## start

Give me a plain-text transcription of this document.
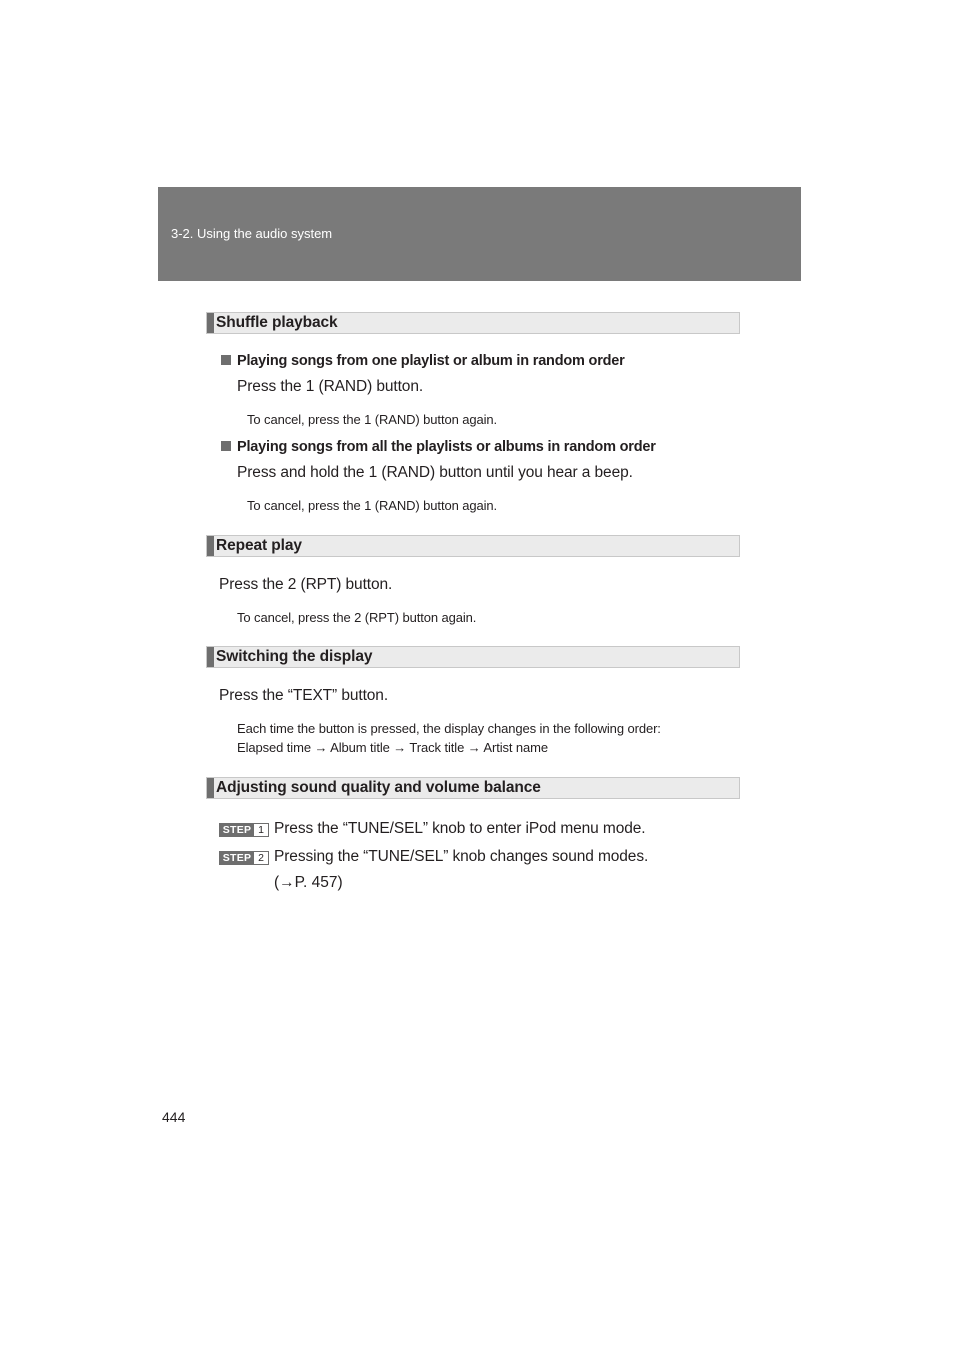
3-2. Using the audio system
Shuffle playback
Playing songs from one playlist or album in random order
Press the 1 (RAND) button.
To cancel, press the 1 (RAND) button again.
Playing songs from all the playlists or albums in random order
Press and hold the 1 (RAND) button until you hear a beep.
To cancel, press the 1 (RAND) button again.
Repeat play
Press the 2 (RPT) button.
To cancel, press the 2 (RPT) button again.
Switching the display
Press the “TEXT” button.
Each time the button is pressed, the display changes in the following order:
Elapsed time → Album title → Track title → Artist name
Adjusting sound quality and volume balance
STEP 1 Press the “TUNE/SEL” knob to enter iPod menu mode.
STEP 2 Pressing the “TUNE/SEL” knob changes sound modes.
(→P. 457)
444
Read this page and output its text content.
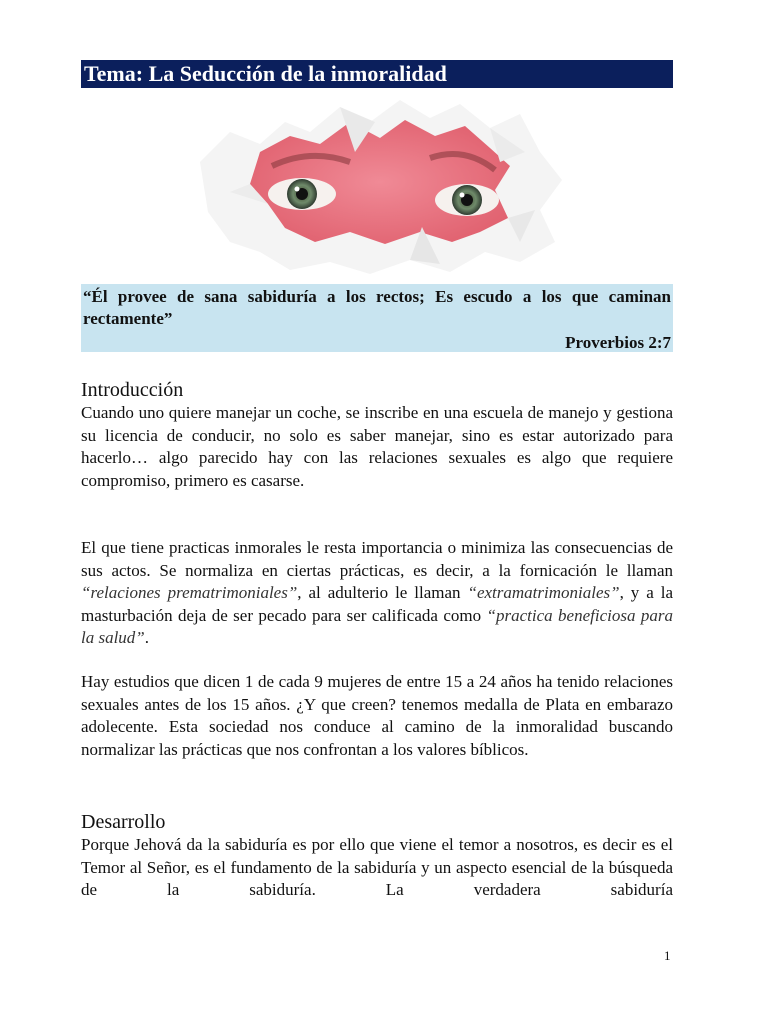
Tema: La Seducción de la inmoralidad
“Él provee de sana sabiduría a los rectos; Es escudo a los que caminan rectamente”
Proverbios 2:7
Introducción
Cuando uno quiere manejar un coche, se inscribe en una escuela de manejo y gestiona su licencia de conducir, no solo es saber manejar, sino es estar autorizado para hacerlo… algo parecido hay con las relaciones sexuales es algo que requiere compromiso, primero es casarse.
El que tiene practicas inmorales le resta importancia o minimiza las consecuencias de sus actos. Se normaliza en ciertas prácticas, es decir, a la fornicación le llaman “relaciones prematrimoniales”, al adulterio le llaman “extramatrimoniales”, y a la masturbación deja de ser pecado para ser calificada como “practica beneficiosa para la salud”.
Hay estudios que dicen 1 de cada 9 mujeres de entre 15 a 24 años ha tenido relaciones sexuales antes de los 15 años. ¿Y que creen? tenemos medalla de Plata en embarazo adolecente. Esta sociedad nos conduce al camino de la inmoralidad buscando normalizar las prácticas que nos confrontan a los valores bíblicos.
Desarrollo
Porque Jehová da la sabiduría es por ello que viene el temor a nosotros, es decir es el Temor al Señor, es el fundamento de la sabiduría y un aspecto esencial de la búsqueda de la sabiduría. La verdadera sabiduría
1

## end

WORK REQUIRED. Transcribe the records word for word and include no pictures.

FINAL RESULT.
Give me a plain-text transcription of this document.
3-2. Using the audio system
Shuffle playback
Playing songs from one playlist or album in random order
Press the 1 (RAND) button.
To cancel, press the 1 (RAND) button again.
Playing songs from all the playlists or albums in random order
Press and hold the 1 (RAND) button until you hear a beep.
To cancel, press the 1 (RAND) button again.
Repeat play
Press the 2 (RPT) button.
To cancel, press the 2 (RPT) button again.
Switching the display
Press the “TEXT” button.
Each time the button is pressed, the display changes in the following order:
Elapsed time → Album title → Track title → Artist name
Adjusting sound quality and volume balance
STEP 1 Press the “TUNE/SEL” knob to enter iPod menu mode.
STEP 2 Pressing the “TUNE/SEL” knob changes sound modes.
(→P. 457)
444
Read this page and output its text content.
Tema: La Seducción de la inmoralidad
“Él provee de sana sabiduría a los rectos; Es escudo a los que caminan rectamente”
Proverbios 2:7
Introducción
Cuando uno quiere manejar un coche, se inscribe en una escuela de manejo y gestiona su licencia de conducir, no solo es saber manejar, sino es estar autorizado para hacerlo… algo parecido hay con las relaciones sexuales es algo que requiere compromiso, primero es casarse.
El que tiene practicas inmorales le resta importancia o minimiza las consecuencias de sus actos. Se normaliza en ciertas prácticas, es decir, a la fornicación le llaman “relaciones prematrimoniales”, al adulterio le llaman “extramatrimoniales”, y a la masturbación deja de ser pecado para ser calificada como “practica beneficiosa para la salud”.
Hay estudios que dicen 1 de cada 9 mujeres de entre 15 a 24 años ha tenido relaciones sexuales antes de los 15 años. ¿Y que creen? tenemos medalla de Plata en embarazo adolecente. Esta sociedad nos conduce al camino de la inmoralidad buscando normalizar las prácticas que nos confrontan a los valores bíblicos.
Desarrollo
Porque Jehová da la sabiduría es por ello que viene el temor a nosotros, es decir es el Temor al Señor, es el fundamento de la sabiduría y un aspecto esencial de la búsqueda de la sabiduría. La verdadera sabiduría
1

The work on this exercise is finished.